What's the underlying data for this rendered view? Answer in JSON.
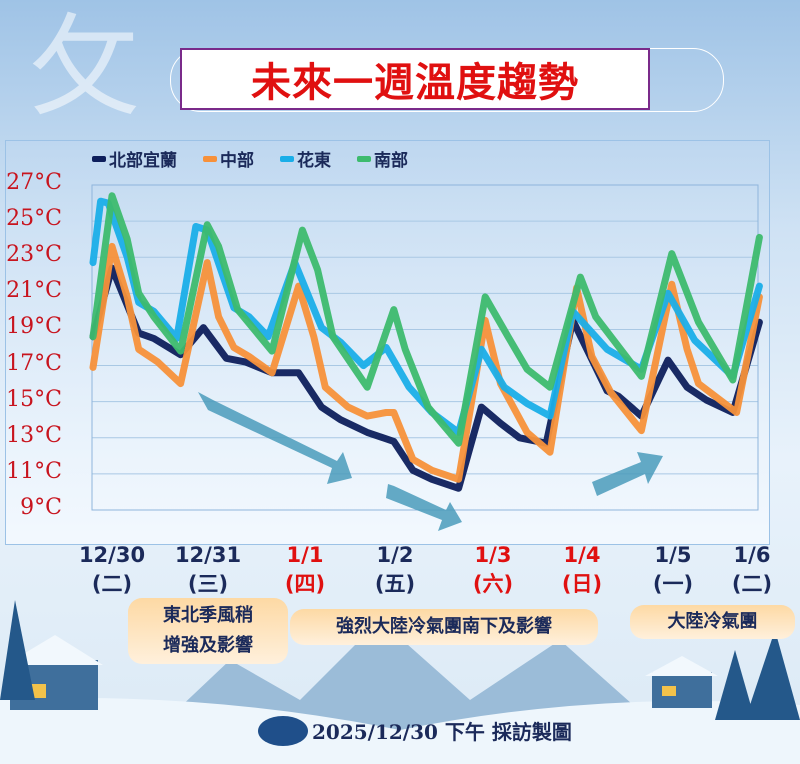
{
  "title": "未來一週溫度趨勢",
  "chart_data": {
    "type": "line",
    "title": "未來一週溫度趨勢",
    "yunit": "°C",
    "ylim": [
      9,
      27
    ],
    "yticks": [
      "27°C",
      "25°C",
      "23°C",
      "21°C",
      "19°C",
      "17°C",
      "15°C",
      "13°C",
      "11°C",
      "9°C"
    ],
    "grid": true,
    "legend": "top",
    "xticks": [
      {
        "date": "12/30",
        "weekday": "(二)",
        "holiday": false
      },
      {
        "date": "12/31",
        "weekday": "(三)",
        "holiday": false
      },
      {
        "date": "1/1",
        "weekday": "(四)",
        "holiday": true
      },
      {
        "date": "1/2",
        "weekday": "(五)",
        "holiday": false
      },
      {
        "date": "1/3",
        "weekday": "(六)",
        "holiday": true
      },
      {
        "date": "1/4",
        "weekday": "(日)",
        "holiday": true
      },
      {
        "date": "1/5",
        "weekday": "(一)",
        "holiday": false
      },
      {
        "date": "1/6",
        "weekday": "(二)",
        "holiday": false
      }
    ],
    "series": [
      {
        "name": "北部宜蘭",
        "color": "#0e1f5c",
        "points": [
          [
            "12/29 19",
            18.6
          ],
          [
            "12/30 00",
            22.4
          ],
          [
            "12/30 07",
            18.8
          ],
          [
            "12/30 11",
            18.5
          ],
          [
            "12/30 18",
            17.6
          ],
          [
            "12/31 00",
            19.1
          ],
          [
            "12/31 06",
            17.4
          ],
          [
            "12/31 11",
            17.2
          ],
          [
            "12/31 18",
            16.6
          ],
          [
            "1/1 01",
            16.6
          ],
          [
            "1/1 07",
            14.7
          ],
          [
            "1/1 12",
            14.0
          ],
          [
            "1/1 19",
            13.3
          ],
          [
            "1/2 02",
            12.8
          ],
          [
            "1/2 07",
            11.2
          ],
          [
            "1/2 12",
            10.7
          ],
          [
            "1/2 19",
            10.2
          ],
          [
            "1/3 01",
            14.7
          ],
          [
            "1/3 06",
            13.8
          ],
          [
            "1/3 11",
            13.0
          ],
          [
            "1/3 18",
            12.7
          ],
          [
            "1/4 01",
            19.5
          ],
          [
            "1/4 10",
            15.6
          ],
          [
            "1/4 13",
            15.3
          ],
          [
            "1/4 19",
            14.2
          ],
          [
            "1/5 02",
            17.3
          ],
          [
            "1/5 07",
            15.8
          ],
          [
            "1/5 12",
            15.1
          ],
          [
            "1/5 19",
            14.4
          ],
          [
            "1/6 02",
            19.4
          ]
        ]
      },
      {
        "name": "中部",
        "color": "#f7913a",
        "points": [
          [
            "12/29 19",
            16.9
          ],
          [
            "12/30 00",
            23.6
          ],
          [
            "12/30 04",
            20.8
          ],
          [
            "12/30 07",
            17.9
          ],
          [
            "12/30 12",
            17.2
          ],
          [
            "12/30 18",
            16.0
          ],
          [
            "12/31 01",
            22.7
          ],
          [
            "12/31 04",
            19.7
          ],
          [
            "12/31 08",
            18.0
          ],
          [
            "12/31 12",
            17.5
          ],
          [
            "12/31 18",
            16.6
          ],
          [
            "1/1 01",
            21.4
          ],
          [
            "1/1 05",
            18.6
          ],
          [
            "1/1 08",
            15.8
          ],
          [
            "1/1 14",
            14.7
          ],
          [
            "1/1 19",
            14.2
          ],
          [
            "1/2 00",
            14.4
          ],
          [
            "1/2 02",
            14.4
          ],
          [
            "1/2 07",
            11.8
          ],
          [
            "1/2 12",
            11.2
          ],
          [
            "1/2 19",
            10.7
          ],
          [
            "1/3 02",
            19.5
          ],
          [
            "1/3 06",
            16.0
          ],
          [
            "1/3 13",
            13.3
          ],
          [
            "1/3 19",
            12.2
          ],
          [
            "1/4 02",
            21.3
          ],
          [
            "1/4 06",
            17.5
          ],
          [
            "1/4 11",
            15.5
          ],
          [
            "1/4 19",
            13.4
          ],
          [
            "1/5 03",
            21.5
          ],
          [
            "1/5 07",
            17.9
          ],
          [
            "1/5 10",
            16.0
          ],
          [
            "1/5 20",
            14.4
          ],
          [
            "1/6 02",
            20.8
          ]
        ]
      },
      {
        "name": "花東",
        "color": "#1aaee8",
        "points": [
          [
            "12/29 19",
            22.7
          ],
          [
            "12/29 21",
            26.1
          ],
          [
            "12/29 23",
            26.0
          ],
          [
            "12/30 04",
            23.0
          ],
          [
            "12/30 07",
            20.5
          ],
          [
            "12/30 11",
            20.0
          ],
          [
            "12/30 17",
            18.5
          ],
          [
            "12/30 22",
            24.7
          ],
          [
            "12/31 01",
            24.5
          ],
          [
            "12/31 08",
            20.2
          ],
          [
            "12/31 12",
            19.7
          ],
          [
            "12/31 17",
            18.6
          ],
          [
            "1/1 00",
            22.7
          ],
          [
            "1/1 07",
            19.1
          ],
          [
            "1/1 12",
            18.3
          ],
          [
            "1/1 18",
            17.0
          ],
          [
            "1/2 00",
            18.0
          ],
          [
            "1/2 06",
            15.8
          ],
          [
            "1/2 12",
            14.4
          ],
          [
            "1/2 19",
            13.3
          ],
          [
            "1/3 01",
            17.9
          ],
          [
            "1/3 07",
            15.8
          ],
          [
            "1/3 13",
            14.9
          ],
          [
            "1/3 19",
            14.2
          ],
          [
            "1/4 01",
            20.0
          ],
          [
            "1/4 10",
            17.9
          ],
          [
            "1/4 19",
            16.8
          ],
          [
            "1/5 02",
            21.0
          ],
          [
            "1/5 09",
            18.4
          ],
          [
            "1/5 19",
            16.4
          ],
          [
            "1/6 02",
            21.4
          ]
        ]
      },
      {
        "name": "南部",
        "color": "#3dbb6e",
        "points": [
          [
            "12/29 19",
            18.6
          ],
          [
            "12/30 00",
            26.4
          ],
          [
            "12/30 04",
            24.0
          ],
          [
            "12/30 07",
            21.0
          ],
          [
            "12/30 11",
            19.7
          ],
          [
            "12/30 18",
            17.8
          ],
          [
            "12/31 01",
            24.8
          ],
          [
            "12/31 04",
            23.6
          ],
          [
            "12/31 09",
            20.1
          ],
          [
            "12/31 18",
            17.8
          ],
          [
            "1/1 02",
            24.5
          ],
          [
            "1/1 06",
            22.3
          ],
          [
            "1/1 10",
            18.6
          ],
          [
            "1/1 19",
            15.8
          ],
          [
            "1/2 02",
            20.1
          ],
          [
            "1/2 05",
            17.9
          ],
          [
            "1/2 11",
            14.7
          ],
          [
            "1/2 19",
            12.7
          ],
          [
            "1/3 02",
            20.8
          ],
          [
            "1/3 08",
            18.6
          ],
          [
            "1/3 13",
            16.8
          ],
          [
            "1/3 19",
            15.8
          ],
          [
            "1/4 03",
            21.9
          ],
          [
            "1/4 07",
            19.7
          ],
          [
            "1/4 19",
            16.4
          ],
          [
            "1/5 03",
            23.2
          ],
          [
            "1/5 10",
            19.4
          ],
          [
            "1/5 19",
            16.2
          ],
          [
            "1/6 02",
            24.1
          ]
        ]
      }
    ]
  },
  "notes": [
    {
      "line1": "東北季風稍",
      "line2": "增強及影響"
    },
    {
      "line1": "強烈大陸冷氣團南下及影響"
    },
    {
      "line1": "大陸冷氣團"
    }
  ],
  "footer": {
    "date": "2025/12/30",
    "text": " 下午 採訪製圖"
  },
  "colors": {
    "holiday": "#e01010",
    "weekday": "#1b2a5a",
    "title": "#e01010",
    "arrow": "#3b8fb0"
  }
}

..........

◆ **Do this**:
The records above are to be quoted exactly, with all pictures left out.

◆ **Written response**:
What's the underlying data for this rendered view? Answer in JSON.
{
  "title": "未來一週溫度趨勢",
  "chart_data": {
    "type": "line",
    "title": "未來一週溫度趨勢",
    "yunit": "°C",
    "ylim": [
      9,
      27
    ],
    "yticks": [
      "27°C",
      "25°C",
      "23°C",
      "21°C",
      "19°C",
      "17°C",
      "15°C",
      "13°C",
      "11°C",
      "9°C"
    ],
    "grid": true,
    "legend": "top",
    "xticks": [
      {
        "date": "12/30",
        "weekday": "(二)",
        "holiday": false
      },
      {
        "date": "12/31",
        "weekday": "(三)",
        "holiday": false
      },
      {
        "date": "1/1",
        "weekday": "(四)",
        "holiday": true
      },
      {
        "date": "1/2",
        "weekday": "(五)",
        "holiday": false
      },
      {
        "date": "1/3",
        "weekday": "(六)",
        "holiday": true
      },
      {
        "date": "1/4",
        "weekday": "(日)",
        "holiday": true
      },
      {
        "date": "1/5",
        "weekday": "(一)",
        "holiday": false
      },
      {
        "date": "1/6",
        "weekday": "(二)",
        "holiday": false
      }
    ],
    "series": [
      {
        "name": "北部宜蘭",
        "color": "#0e1f5c",
        "points": [
          [
            "12/29 19",
            18.6
          ],
          [
            "12/30 00",
            22.4
          ],
          [
            "12/30 07",
            18.8
          ],
          [
            "12/30 11",
            18.5
          ],
          [
            "12/30 18",
            17.6
          ],
          [
            "12/31 00",
            19.1
          ],
          [
            "12/31 06",
            17.4
          ],
          [
            "12/31 11",
            17.2
          ],
          [
            "12/31 18",
            16.6
          ],
          [
            "1/1 01",
            16.6
          ],
          [
            "1/1 07",
            14.7
          ],
          [
            "1/1 12",
            14.0
          ],
          [
            "1/1 19",
            13.3
          ],
          [
            "1/2 02",
            12.8
          ],
          [
            "1/2 07",
            11.2
          ],
          [
            "1/2 12",
            10.7
          ],
          [
            "1/2 19",
            10.2
          ],
          [
            "1/3 01",
            14.7
          ],
          [
            "1/3 06",
            13.8
          ],
          [
            "1/3 11",
            13.0
          ],
          [
            "1/3 18",
            12.7
          ],
          [
            "1/4 01",
            19.5
          ],
          [
            "1/4 10",
            15.6
          ],
          [
            "1/4 13",
            15.3
          ],
          [
            "1/4 19",
            14.2
          ],
          [
            "1/5 02",
            17.3
          ],
          [
            "1/5 07",
            15.8
          ],
          [
            "1/5 12",
            15.1
          ],
          [
            "1/5 19",
            14.4
          ],
          [
            "1/6 02",
            19.4
          ]
        ]
      },
      {
        "name": "中部",
        "color": "#f7913a",
        "points": [
          [
            "12/29 19",
            16.9
          ],
          [
            "12/30 00",
            23.6
          ],
          [
            "12/30 04",
            20.8
          ],
          [
            "12/30 07",
            17.9
          ],
          [
            "12/30 12",
            17.2
          ],
          [
            "12/30 18",
            16.0
          ],
          [
            "12/31 01",
            22.7
          ],
          [
            "12/31 04",
            19.7
          ],
          [
            "12/31 08",
            18.0
          ],
          [
            "12/31 12",
            17.5
          ],
          [
            "12/31 18",
            16.6
          ],
          [
            "1/1 01",
            21.4
          ],
          [
            "1/1 05",
            18.6
          ],
          [
            "1/1 08",
            15.8
          ],
          [
            "1/1 14",
            14.7
          ],
          [
            "1/1 19",
            14.2
          ],
          [
            "1/2 00",
            14.4
          ],
          [
            "1/2 02",
            14.4
          ],
          [
            "1/2 07",
            11.8
          ],
          [
            "1/2 12",
            11.2
          ],
          [
            "1/2 19",
            10.7
          ],
          [
            "1/3 02",
            19.5
          ],
          [
            "1/3 06",
            16.0
          ],
          [
            "1/3 13",
            13.3
          ],
          [
            "1/3 19",
            12.2
          ],
          [
            "1/4 02",
            21.3
          ],
          [
            "1/4 06",
            17.5
          ],
          [
            "1/4 11",
            15.5
          ],
          [
            "1/4 19",
            13.4
          ],
          [
            "1/5 03",
            21.5
          ],
          [
            "1/5 07",
            17.9
          ],
          [
            "1/5 10",
            16.0
          ],
          [
            "1/5 20",
            14.4
          ],
          [
            "1/6 02",
            20.8
          ]
        ]
      },
      {
        "name": "花東",
        "color": "#1aaee8",
        "points": [
          [
            "12/29 19",
            22.7
          ],
          [
            "12/29 21",
            26.1
          ],
          [
            "12/29 23",
            26.0
          ],
          [
            "12/30 04",
            23.0
          ],
          [
            "12/30 07",
            20.5
          ],
          [
            "12/30 11",
            20.0
          ],
          [
            "12/30 17",
            18.5
          ],
          [
            "12/30 22",
            24.7
          ],
          [
            "12/31 01",
            24.5
          ],
          [
            "12/31 08",
            20.2
          ],
          [
            "12/31 12",
            19.7
          ],
          [
            "12/31 17",
            18.6
          ],
          [
            "1/1 00",
            22.7
          ],
          [
            "1/1 07",
            19.1
          ],
          [
            "1/1 12",
            18.3
          ],
          [
            "1/1 18",
            17.0
          ],
          [
            "1/2 00",
            18.0
          ],
          [
            "1/2 06",
            15.8
          ],
          [
            "1/2 12",
            14.4
          ],
          [
            "1/2 19",
            13.3
          ],
          [
            "1/3 01",
            17.9
          ],
          [
            "1/3 07",
            15.8
          ],
          [
            "1/3 13",
            14.9
          ],
          [
            "1/3 19",
            14.2
          ],
          [
            "1/4 01",
            20.0
          ],
          [
            "1/4 10",
            17.9
          ],
          [
            "1/4 19",
            16.8
          ],
          [
            "1/5 02",
            21.0
          ],
          [
            "1/5 09",
            18.4
          ],
          [
            "1/5 19",
            16.4
          ],
          [
            "1/6 02",
            21.4
          ]
        ]
      },
      {
        "name": "南部",
        "color": "#3dbb6e",
        "points": [
          [
            "12/29 19",
            18.6
          ],
          [
            "12/30 00",
            26.4
          ],
          [
            "12/30 04",
            24.0
          ],
          [
            "12/30 07",
            21.0
          ],
          [
            "12/30 11",
            19.7
          ],
          [
            "12/30 18",
            17.8
          ],
          [
            "12/31 01",
            24.8
          ],
          [
            "12/31 04",
            23.6
          ],
          [
            "12/31 09",
            20.1
          ],
          [
            "12/31 18",
            17.8
          ],
          [
            "1/1 02",
            24.5
          ],
          [
            "1/1 06",
            22.3
          ],
          [
            "1/1 10",
            18.6
          ],
          [
            "1/1 19",
            15.8
          ],
          [
            "1/2 02",
            20.1
          ],
          [
            "1/2 05",
            17.9
          ],
          [
            "1/2 11",
            14.7
          ],
          [
            "1/2 19",
            12.7
          ],
          [
            "1/3 02",
            20.8
          ],
          [
            "1/3 08",
            18.6
          ],
          [
            "1/3 13",
            16.8
          ],
          [
            "1/3 19",
            15.8
          ],
          [
            "1/4 03",
            21.9
          ],
          [
            "1/4 07",
            19.7
          ],
          [
            "1/4 19",
            16.4
          ],
          [
            "1/5 03",
            23.2
          ],
          [
            "1/5 10",
            19.4
          ],
          [
            "1/5 19",
            16.2
          ],
          [
            "1/6 02",
            24.1
          ]
        ]
      }
    ]
  },
  "notes": [
    {
      "line1": "東北季風稍",
      "line2": "增強及影響"
    },
    {
      "line1": "強烈大陸冷氣團南下及影響"
    },
    {
      "line1": "大陸冷氣團"
    }
  ],
  "footer": {
    "date": "2025/12/30",
    "text": " 下午 採訪製圖"
  },
  "colors": {
    "holiday": "#e01010",
    "weekday": "#1b2a5a",
    "title": "#e01010",
    "arrow": "#3b8fb0"
  }
}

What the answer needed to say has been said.